[Opening DATA SHOWN section]

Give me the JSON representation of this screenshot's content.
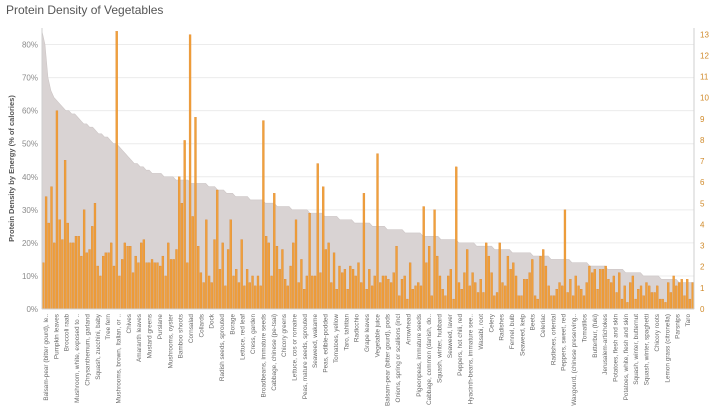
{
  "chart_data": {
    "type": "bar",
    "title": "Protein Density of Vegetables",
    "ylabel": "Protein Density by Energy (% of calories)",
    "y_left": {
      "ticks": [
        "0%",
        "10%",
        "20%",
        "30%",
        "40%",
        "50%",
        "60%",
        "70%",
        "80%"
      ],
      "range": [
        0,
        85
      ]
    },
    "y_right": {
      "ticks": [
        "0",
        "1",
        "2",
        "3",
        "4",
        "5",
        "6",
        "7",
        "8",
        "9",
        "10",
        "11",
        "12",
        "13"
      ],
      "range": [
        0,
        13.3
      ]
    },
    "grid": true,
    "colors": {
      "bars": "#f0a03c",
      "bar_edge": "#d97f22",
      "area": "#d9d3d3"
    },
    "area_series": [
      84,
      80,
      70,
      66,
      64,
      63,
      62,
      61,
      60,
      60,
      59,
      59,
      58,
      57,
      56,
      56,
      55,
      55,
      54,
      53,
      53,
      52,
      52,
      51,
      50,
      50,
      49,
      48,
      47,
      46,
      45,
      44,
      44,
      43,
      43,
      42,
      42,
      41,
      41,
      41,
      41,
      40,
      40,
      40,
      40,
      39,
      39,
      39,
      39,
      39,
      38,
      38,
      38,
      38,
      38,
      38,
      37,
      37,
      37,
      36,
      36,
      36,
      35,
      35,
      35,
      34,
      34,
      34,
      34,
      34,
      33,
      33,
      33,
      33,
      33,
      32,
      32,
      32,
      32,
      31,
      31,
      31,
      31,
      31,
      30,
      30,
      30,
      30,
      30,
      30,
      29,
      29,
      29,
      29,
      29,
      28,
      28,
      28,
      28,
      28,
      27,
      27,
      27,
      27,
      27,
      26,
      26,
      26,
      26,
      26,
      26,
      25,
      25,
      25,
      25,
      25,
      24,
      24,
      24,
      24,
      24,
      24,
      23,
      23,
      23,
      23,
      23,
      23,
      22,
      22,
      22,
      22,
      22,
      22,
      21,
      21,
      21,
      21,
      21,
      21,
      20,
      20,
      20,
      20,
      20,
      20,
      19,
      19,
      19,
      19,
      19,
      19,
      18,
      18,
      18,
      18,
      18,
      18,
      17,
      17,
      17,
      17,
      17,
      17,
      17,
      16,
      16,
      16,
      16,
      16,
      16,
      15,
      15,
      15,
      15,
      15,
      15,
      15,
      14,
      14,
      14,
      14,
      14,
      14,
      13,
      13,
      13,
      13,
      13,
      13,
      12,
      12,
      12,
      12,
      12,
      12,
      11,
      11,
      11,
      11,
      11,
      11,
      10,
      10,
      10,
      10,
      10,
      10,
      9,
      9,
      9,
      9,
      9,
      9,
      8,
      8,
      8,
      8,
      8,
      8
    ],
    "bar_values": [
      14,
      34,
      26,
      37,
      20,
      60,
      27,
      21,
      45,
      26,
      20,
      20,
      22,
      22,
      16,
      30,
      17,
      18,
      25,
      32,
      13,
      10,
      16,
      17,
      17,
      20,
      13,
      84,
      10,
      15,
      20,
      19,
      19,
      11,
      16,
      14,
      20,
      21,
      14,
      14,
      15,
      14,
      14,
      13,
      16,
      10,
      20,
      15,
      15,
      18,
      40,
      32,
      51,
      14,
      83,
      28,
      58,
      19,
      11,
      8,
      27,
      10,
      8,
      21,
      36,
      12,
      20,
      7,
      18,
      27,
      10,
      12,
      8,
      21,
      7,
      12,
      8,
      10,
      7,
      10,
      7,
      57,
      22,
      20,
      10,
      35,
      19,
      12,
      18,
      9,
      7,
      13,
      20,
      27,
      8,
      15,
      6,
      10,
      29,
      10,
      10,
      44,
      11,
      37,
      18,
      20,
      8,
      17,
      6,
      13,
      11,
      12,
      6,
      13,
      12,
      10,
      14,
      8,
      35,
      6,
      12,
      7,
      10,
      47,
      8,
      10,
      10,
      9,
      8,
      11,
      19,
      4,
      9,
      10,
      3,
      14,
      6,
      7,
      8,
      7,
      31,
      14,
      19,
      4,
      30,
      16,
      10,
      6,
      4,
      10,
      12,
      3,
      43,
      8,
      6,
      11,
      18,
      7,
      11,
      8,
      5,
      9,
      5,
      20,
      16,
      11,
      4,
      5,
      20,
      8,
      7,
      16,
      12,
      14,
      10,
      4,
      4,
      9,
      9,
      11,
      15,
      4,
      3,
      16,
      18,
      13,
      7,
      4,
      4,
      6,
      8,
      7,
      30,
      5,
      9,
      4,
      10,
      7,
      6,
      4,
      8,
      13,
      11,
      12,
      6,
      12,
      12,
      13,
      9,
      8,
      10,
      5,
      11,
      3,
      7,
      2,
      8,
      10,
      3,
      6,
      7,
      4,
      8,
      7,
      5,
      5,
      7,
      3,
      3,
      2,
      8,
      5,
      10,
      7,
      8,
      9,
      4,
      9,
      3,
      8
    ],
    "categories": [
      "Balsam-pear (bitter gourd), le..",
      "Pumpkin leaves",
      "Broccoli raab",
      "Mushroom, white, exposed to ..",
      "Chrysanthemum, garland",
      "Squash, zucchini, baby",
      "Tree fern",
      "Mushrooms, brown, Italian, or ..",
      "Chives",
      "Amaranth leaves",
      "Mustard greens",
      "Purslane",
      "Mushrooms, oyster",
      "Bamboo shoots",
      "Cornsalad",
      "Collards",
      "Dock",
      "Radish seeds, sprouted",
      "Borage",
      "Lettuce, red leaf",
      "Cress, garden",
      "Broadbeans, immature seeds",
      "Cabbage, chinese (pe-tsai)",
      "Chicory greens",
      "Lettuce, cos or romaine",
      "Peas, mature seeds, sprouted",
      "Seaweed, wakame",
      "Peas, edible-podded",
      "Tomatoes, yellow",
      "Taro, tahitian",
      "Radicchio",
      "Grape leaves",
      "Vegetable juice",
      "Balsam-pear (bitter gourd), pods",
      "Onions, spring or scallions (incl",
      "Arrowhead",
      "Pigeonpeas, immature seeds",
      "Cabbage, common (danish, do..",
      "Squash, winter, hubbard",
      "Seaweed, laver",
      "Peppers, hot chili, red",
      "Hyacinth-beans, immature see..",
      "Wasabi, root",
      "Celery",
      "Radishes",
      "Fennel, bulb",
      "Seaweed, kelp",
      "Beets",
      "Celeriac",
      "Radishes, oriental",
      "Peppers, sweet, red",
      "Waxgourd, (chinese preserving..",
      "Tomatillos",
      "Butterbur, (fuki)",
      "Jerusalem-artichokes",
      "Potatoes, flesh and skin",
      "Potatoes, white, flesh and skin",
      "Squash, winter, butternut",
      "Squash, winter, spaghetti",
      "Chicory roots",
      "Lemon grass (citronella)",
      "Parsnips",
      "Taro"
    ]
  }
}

[Closing DATA SHOWN section]

WORK TO COMPLETE: Copy the entries character for character, excluding any pictures.

ANSWER TO THIS TASK:
Give me the JSON representation of this screenshot's content.
{
  "chart_data": {
    "type": "bar",
    "title": "Protein Density of Vegetables",
    "ylabel": "Protein Density by Energy (% of calories)",
    "y_left": {
      "ticks": [
        "0%",
        "10%",
        "20%",
        "30%",
        "40%",
        "50%",
        "60%",
        "70%",
        "80%"
      ],
      "range": [
        0,
        85
      ]
    },
    "y_right": {
      "ticks": [
        "0",
        "1",
        "2",
        "3",
        "4",
        "5",
        "6",
        "7",
        "8",
        "9",
        "10",
        "11",
        "12",
        "13"
      ],
      "range": [
        0,
        13.3
      ]
    },
    "grid": true,
    "colors": {
      "bars": "#f0a03c",
      "bar_edge": "#d97f22",
      "area": "#d9d3d3"
    },
    "area_series": [
      84,
      80,
      70,
      66,
      64,
      63,
      62,
      61,
      60,
      60,
      59,
      59,
      58,
      57,
      56,
      56,
      55,
      55,
      54,
      53,
      53,
      52,
      52,
      51,
      50,
      50,
      49,
      48,
      47,
      46,
      45,
      44,
      44,
      43,
      43,
      42,
      42,
      41,
      41,
      41,
      41,
      40,
      40,
      40,
      40,
      39,
      39,
      39,
      39,
      39,
      38,
      38,
      38,
      38,
      38,
      38,
      37,
      37,
      37,
      36,
      36,
      36,
      35,
      35,
      35,
      34,
      34,
      34,
      34,
      34,
      33,
      33,
      33,
      33,
      33,
      32,
      32,
      32,
      32,
      31,
      31,
      31,
      31,
      31,
      30,
      30,
      30,
      30,
      30,
      30,
      29,
      29,
      29,
      29,
      29,
      28,
      28,
      28,
      28,
      28,
      27,
      27,
      27,
      27,
      27,
      26,
      26,
      26,
      26,
      26,
      26,
      25,
      25,
      25,
      25,
      25,
      24,
      24,
      24,
      24,
      24,
      24,
      23,
      23,
      23,
      23,
      23,
      23,
      22,
      22,
      22,
      22,
      22,
      22,
      21,
      21,
      21,
      21,
      21,
      21,
      20,
      20,
      20,
      20,
      20,
      20,
      19,
      19,
      19,
      19,
      19,
      19,
      18,
      18,
      18,
      18,
      18,
      18,
      17,
      17,
      17,
      17,
      17,
      17,
      17,
      16,
      16,
      16,
      16,
      16,
      16,
      15,
      15,
      15,
      15,
      15,
      15,
      15,
      14,
      14,
      14,
      14,
      14,
      14,
      13,
      13,
      13,
      13,
      13,
      13,
      12,
      12,
      12,
      12,
      12,
      12,
      11,
      11,
      11,
      11,
      11,
      11,
      10,
      10,
      10,
      10,
      10,
      10,
      9,
      9,
      9,
      9,
      9,
      9,
      8,
      8,
      8,
      8,
      8,
      8
    ],
    "bar_values": [
      14,
      34,
      26,
      37,
      20,
      60,
      27,
      21,
      45,
      26,
      20,
      20,
      22,
      22,
      16,
      30,
      17,
      18,
      25,
      32,
      13,
      10,
      16,
      17,
      17,
      20,
      13,
      84,
      10,
      15,
      20,
      19,
      19,
      11,
      16,
      14,
      20,
      21,
      14,
      14,
      15,
      14,
      14,
      13,
      16,
      10,
      20,
      15,
      15,
      18,
      40,
      32,
      51,
      14,
      83,
      28,
      58,
      19,
      11,
      8,
      27,
      10,
      8,
      21,
      36,
      12,
      20,
      7,
      18,
      27,
      10,
      12,
      8,
      21,
      7,
      12,
      8,
      10,
      7,
      10,
      7,
      57,
      22,
      20,
      10,
      35,
      19,
      12,
      18,
      9,
      7,
      13,
      20,
      27,
      8,
      15,
      6,
      10,
      29,
      10,
      10,
      44,
      11,
      37,
      18,
      20,
      8,
      17,
      6,
      13,
      11,
      12,
      6,
      13,
      12,
      10,
      14,
      8,
      35,
      6,
      12,
      7,
      10,
      47,
      8,
      10,
      10,
      9,
      8,
      11,
      19,
      4,
      9,
      10,
      3,
      14,
      6,
      7,
      8,
      7,
      31,
      14,
      19,
      4,
      30,
      16,
      10,
      6,
      4,
      10,
      12,
      3,
      43,
      8,
      6,
      11,
      18,
      7,
      11,
      8,
      5,
      9,
      5,
      20,
      16,
      11,
      4,
      5,
      20,
      8,
      7,
      16,
      12,
      14,
      10,
      4,
      4,
      9,
      9,
      11,
      15,
      4,
      3,
      16,
      18,
      13,
      7,
      4,
      4,
      6,
      8,
      7,
      30,
      5,
      9,
      4,
      10,
      7,
      6,
      4,
      8,
      13,
      11,
      12,
      6,
      12,
      12,
      13,
      9,
      8,
      10,
      5,
      11,
      3,
      7,
      2,
      8,
      10,
      3,
      6,
      7,
      4,
      8,
      7,
      5,
      5,
      7,
      3,
      3,
      2,
      8,
      5,
      10,
      7,
      8,
      9,
      4,
      9,
      3,
      8
    ],
    "categories": [
      "Balsam-pear (bitter gourd), le..",
      "Pumpkin leaves",
      "Broccoli raab",
      "Mushroom, white, exposed to ..",
      "Chrysanthemum, garland",
      "Squash, zucchini, baby",
      "Tree fern",
      "Mushrooms, brown, Italian, or ..",
      "Chives",
      "Amaranth leaves",
      "Mustard greens",
      "Purslane",
      "Mushrooms, oyster",
      "Bamboo shoots",
      "Cornsalad",
      "Collards",
      "Dock",
      "Radish seeds, sprouted",
      "Borage",
      "Lettuce, red leaf",
      "Cress, garden",
      "Broadbeans, immature seeds",
      "Cabbage, chinese (pe-tsai)",
      "Chicory greens",
      "Lettuce, cos or romaine",
      "Peas, mature seeds, sprouted",
      "Seaweed, wakame",
      "Peas, edible-podded",
      "Tomatoes, yellow",
      "Taro, tahitian",
      "Radicchio",
      "Grape leaves",
      "Vegetable juice",
      "Balsam-pear (bitter gourd), pods",
      "Onions, spring or scallions (incl",
      "Arrowhead",
      "Pigeonpeas, immature seeds",
      "Cabbage, common (danish, do..",
      "Squash, winter, hubbard",
      "Seaweed, laver",
      "Peppers, hot chili, red",
      "Hyacinth-beans, immature see..",
      "Wasabi, root",
      "Celery",
      "Radishes",
      "Fennel, bulb",
      "Seaweed, kelp",
      "Beets",
      "Celeriac",
      "Radishes, oriental",
      "Peppers, sweet, red",
      "Waxgourd, (chinese preserving..",
      "Tomatillos",
      "Butterbur, (fuki)",
      "Jerusalem-artichokes",
      "Potatoes, flesh and skin",
      "Potatoes, white, flesh and skin",
      "Squash, winter, butternut",
      "Squash, winter, spaghetti",
      "Chicory roots",
      "Lemon grass (citronella)",
      "Parsnips",
      "Taro"
    ]
  }
}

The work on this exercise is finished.